Given exercise: Pick out every line holding the string "population" and copy it.

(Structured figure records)
= = =

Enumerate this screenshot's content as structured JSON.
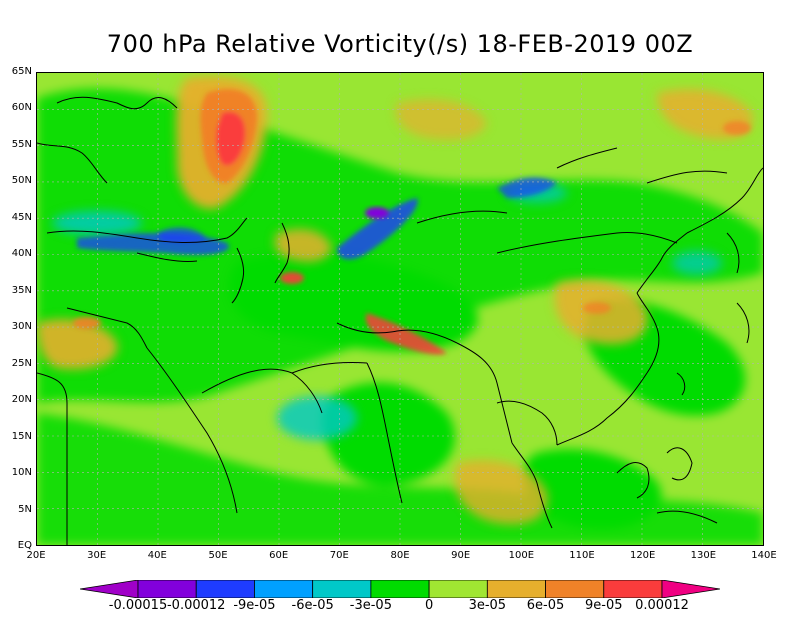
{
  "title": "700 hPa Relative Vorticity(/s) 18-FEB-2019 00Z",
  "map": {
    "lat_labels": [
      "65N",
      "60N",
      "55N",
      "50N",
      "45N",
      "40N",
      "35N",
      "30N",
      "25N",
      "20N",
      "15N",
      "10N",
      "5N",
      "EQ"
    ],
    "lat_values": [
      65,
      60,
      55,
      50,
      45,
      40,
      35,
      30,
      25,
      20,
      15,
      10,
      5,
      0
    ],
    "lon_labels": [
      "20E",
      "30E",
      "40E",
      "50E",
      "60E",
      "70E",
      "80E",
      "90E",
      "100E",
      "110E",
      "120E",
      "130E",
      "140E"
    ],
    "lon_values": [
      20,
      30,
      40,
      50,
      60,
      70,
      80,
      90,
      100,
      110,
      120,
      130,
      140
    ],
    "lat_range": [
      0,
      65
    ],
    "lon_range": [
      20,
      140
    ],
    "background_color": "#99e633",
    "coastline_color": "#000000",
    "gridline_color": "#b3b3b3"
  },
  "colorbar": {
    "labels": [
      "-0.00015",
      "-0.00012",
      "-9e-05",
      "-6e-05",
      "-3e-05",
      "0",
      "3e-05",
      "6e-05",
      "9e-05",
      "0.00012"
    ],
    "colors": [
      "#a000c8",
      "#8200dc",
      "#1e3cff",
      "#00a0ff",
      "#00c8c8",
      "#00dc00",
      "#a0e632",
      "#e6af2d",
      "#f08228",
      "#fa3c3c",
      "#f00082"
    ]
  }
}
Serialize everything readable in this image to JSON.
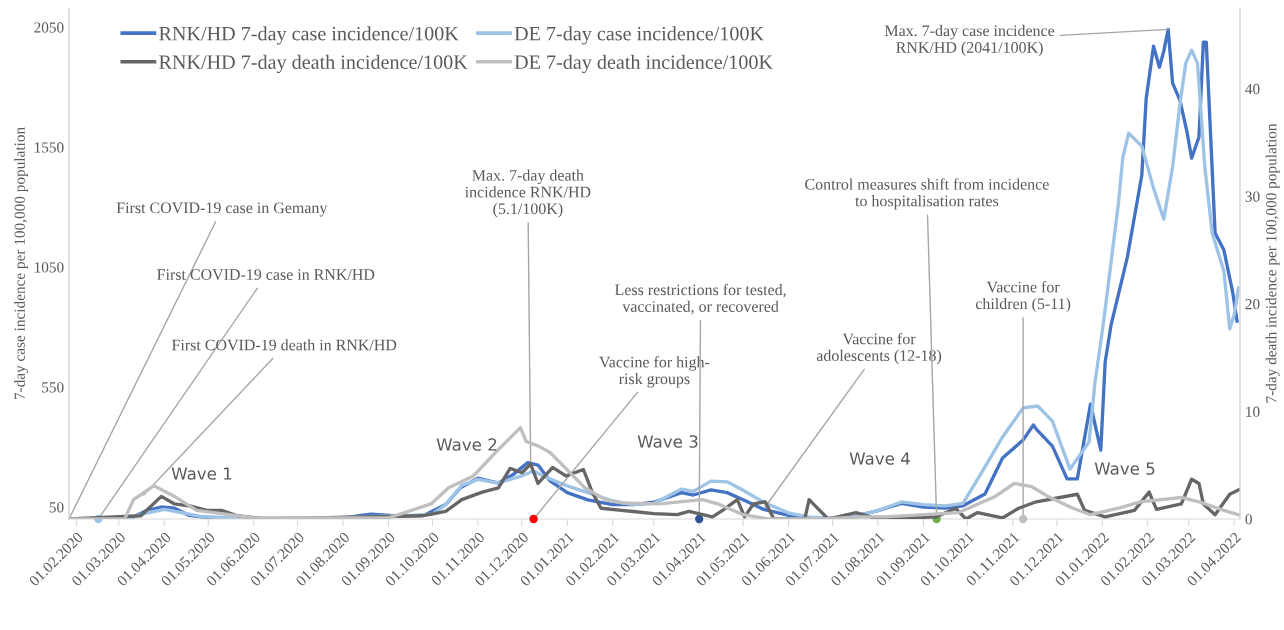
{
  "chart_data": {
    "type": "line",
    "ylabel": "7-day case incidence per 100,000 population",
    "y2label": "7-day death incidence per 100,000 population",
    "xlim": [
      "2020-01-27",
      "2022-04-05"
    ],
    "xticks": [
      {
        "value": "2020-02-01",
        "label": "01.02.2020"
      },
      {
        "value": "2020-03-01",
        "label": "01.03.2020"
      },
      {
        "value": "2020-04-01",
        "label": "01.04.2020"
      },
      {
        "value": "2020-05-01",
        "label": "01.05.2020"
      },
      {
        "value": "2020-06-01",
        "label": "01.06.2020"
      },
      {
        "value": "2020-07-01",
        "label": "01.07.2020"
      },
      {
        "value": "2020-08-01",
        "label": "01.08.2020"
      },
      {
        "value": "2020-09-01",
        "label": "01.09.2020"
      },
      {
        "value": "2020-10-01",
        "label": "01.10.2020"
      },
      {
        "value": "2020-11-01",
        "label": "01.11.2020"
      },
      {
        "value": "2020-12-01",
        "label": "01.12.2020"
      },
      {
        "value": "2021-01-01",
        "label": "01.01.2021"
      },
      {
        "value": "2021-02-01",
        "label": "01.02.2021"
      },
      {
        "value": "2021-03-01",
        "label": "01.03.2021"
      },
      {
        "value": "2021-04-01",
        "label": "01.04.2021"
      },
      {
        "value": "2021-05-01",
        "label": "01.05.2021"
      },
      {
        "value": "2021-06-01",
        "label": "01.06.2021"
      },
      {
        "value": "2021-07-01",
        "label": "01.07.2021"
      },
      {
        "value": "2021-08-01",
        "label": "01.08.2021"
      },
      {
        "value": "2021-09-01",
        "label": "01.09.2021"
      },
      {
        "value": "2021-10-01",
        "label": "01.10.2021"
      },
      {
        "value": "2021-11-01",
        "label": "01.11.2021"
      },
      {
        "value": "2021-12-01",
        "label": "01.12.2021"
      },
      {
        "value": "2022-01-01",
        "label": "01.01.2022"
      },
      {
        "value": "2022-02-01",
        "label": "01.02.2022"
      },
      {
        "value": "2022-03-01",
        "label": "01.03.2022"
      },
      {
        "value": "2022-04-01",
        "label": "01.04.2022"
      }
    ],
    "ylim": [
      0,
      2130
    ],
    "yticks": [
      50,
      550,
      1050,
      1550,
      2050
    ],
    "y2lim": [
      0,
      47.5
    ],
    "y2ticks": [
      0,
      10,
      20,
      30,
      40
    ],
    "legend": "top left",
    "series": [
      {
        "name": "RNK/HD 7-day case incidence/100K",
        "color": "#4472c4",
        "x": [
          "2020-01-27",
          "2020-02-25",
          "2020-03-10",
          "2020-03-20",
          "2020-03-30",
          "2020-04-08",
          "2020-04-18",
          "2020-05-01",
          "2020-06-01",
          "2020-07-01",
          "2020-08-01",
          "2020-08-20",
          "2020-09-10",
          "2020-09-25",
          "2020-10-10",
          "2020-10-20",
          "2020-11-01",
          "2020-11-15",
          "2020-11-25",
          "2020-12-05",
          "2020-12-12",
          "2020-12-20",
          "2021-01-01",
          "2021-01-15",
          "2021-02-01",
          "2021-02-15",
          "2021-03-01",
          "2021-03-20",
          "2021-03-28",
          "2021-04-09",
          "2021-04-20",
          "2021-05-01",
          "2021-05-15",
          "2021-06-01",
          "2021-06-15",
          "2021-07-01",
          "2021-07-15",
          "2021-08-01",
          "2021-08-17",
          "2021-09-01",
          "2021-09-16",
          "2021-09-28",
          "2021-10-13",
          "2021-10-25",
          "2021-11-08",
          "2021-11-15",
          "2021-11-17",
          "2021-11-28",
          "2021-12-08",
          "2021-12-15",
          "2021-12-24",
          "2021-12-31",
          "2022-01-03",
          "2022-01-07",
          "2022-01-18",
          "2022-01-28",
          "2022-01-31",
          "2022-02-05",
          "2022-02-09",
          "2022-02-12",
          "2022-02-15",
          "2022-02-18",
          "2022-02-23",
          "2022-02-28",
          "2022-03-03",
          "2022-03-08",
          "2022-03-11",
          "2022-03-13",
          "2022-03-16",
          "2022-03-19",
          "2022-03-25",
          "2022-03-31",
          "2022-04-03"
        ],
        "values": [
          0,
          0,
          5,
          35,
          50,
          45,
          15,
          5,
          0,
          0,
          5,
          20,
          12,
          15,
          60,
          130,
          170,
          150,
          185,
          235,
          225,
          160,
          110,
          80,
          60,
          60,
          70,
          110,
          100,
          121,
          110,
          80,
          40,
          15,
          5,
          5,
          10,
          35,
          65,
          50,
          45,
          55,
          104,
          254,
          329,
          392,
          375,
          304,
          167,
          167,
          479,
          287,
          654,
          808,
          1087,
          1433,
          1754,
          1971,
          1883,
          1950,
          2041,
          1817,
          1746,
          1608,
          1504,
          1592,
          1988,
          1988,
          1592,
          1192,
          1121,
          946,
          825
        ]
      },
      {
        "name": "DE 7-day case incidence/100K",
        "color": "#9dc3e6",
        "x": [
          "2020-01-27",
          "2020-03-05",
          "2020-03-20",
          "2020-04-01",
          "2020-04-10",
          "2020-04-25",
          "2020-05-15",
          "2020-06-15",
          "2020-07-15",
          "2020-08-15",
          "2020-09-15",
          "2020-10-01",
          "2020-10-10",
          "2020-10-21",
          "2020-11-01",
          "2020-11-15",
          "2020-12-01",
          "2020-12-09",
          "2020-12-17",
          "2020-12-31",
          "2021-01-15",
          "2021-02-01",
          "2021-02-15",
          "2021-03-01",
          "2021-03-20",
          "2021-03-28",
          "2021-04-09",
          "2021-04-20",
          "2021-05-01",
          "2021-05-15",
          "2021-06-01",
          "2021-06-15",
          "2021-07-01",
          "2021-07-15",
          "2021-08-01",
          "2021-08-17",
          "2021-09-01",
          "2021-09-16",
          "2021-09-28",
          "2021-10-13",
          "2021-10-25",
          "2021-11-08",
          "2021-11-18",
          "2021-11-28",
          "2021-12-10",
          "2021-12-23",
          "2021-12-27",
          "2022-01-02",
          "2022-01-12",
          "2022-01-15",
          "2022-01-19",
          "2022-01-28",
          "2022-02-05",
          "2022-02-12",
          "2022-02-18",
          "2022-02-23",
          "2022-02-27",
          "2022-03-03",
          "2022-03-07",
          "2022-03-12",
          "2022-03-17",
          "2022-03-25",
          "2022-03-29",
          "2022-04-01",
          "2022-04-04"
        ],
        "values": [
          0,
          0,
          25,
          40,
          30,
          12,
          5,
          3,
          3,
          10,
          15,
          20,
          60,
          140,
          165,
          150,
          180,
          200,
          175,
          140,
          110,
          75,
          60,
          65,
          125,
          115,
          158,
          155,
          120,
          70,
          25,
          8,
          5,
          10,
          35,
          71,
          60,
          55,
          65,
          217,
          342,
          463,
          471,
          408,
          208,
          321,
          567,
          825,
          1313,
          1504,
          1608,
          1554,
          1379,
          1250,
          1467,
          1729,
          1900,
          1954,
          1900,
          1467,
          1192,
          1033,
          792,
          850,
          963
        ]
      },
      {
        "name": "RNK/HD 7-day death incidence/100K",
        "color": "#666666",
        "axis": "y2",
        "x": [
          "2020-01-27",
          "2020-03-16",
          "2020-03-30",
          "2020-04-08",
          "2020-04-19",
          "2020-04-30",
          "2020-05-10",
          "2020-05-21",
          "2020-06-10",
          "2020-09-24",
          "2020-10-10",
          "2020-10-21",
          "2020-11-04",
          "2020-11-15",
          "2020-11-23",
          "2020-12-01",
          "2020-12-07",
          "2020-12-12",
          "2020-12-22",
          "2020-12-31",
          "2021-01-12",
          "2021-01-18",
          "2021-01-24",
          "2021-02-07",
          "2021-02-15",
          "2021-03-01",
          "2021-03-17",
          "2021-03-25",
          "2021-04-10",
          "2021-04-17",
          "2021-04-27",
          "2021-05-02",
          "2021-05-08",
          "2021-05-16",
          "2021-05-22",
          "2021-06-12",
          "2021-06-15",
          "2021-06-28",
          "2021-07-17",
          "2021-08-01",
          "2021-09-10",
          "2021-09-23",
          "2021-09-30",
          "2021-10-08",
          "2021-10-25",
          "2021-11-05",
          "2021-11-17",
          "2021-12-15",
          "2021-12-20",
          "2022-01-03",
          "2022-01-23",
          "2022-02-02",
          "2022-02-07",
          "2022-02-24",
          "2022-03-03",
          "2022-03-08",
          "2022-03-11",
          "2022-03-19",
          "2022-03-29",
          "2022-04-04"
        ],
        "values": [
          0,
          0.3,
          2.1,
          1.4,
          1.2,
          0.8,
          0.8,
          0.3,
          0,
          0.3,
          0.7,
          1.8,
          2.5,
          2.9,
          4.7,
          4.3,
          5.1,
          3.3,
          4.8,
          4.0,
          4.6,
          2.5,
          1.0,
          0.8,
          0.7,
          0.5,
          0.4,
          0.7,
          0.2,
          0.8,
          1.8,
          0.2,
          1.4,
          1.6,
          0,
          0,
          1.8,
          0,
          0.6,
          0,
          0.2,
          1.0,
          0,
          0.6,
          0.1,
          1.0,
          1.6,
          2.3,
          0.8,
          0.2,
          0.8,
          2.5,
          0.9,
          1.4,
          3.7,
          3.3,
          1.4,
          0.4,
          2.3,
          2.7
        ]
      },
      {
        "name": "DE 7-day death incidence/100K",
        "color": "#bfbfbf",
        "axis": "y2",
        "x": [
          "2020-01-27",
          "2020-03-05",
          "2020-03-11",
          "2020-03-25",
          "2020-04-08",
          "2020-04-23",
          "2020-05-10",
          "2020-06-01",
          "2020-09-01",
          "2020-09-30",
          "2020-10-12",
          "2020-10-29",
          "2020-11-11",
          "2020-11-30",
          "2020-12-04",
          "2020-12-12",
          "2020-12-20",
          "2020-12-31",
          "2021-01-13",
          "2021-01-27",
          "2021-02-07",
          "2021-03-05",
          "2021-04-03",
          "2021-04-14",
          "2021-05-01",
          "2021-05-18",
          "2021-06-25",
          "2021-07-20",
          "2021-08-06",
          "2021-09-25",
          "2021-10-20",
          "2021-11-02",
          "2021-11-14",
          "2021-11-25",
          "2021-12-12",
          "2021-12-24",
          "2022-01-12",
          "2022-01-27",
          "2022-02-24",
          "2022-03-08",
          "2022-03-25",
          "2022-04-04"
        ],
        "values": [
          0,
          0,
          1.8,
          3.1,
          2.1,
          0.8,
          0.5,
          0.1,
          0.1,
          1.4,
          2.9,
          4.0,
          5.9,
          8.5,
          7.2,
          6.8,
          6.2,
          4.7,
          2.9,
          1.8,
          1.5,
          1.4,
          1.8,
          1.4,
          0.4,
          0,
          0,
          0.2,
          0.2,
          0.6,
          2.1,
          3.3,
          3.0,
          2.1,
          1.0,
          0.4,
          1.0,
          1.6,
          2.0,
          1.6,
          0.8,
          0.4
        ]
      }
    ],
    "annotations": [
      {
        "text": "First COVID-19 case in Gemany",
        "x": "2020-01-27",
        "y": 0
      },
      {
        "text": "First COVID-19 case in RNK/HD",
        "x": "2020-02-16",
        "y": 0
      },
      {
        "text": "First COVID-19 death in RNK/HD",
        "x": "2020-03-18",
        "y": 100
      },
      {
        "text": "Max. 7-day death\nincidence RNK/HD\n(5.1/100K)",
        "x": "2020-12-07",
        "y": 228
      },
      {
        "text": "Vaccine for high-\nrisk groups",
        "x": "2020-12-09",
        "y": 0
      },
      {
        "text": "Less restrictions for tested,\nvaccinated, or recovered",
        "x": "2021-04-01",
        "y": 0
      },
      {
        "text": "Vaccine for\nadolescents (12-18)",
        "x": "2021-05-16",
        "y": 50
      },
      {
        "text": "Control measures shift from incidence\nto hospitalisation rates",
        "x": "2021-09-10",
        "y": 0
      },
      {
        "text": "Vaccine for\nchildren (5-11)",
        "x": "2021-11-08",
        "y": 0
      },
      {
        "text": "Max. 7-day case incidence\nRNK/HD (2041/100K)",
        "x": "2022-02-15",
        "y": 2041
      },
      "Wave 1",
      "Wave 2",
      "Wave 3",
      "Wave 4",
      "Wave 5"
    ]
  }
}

= = =

Output for this exercise:
    "ylabel": "7-day case incidence per 100,000 population",
    "y2label": "7-day death incidence per 100,000 population",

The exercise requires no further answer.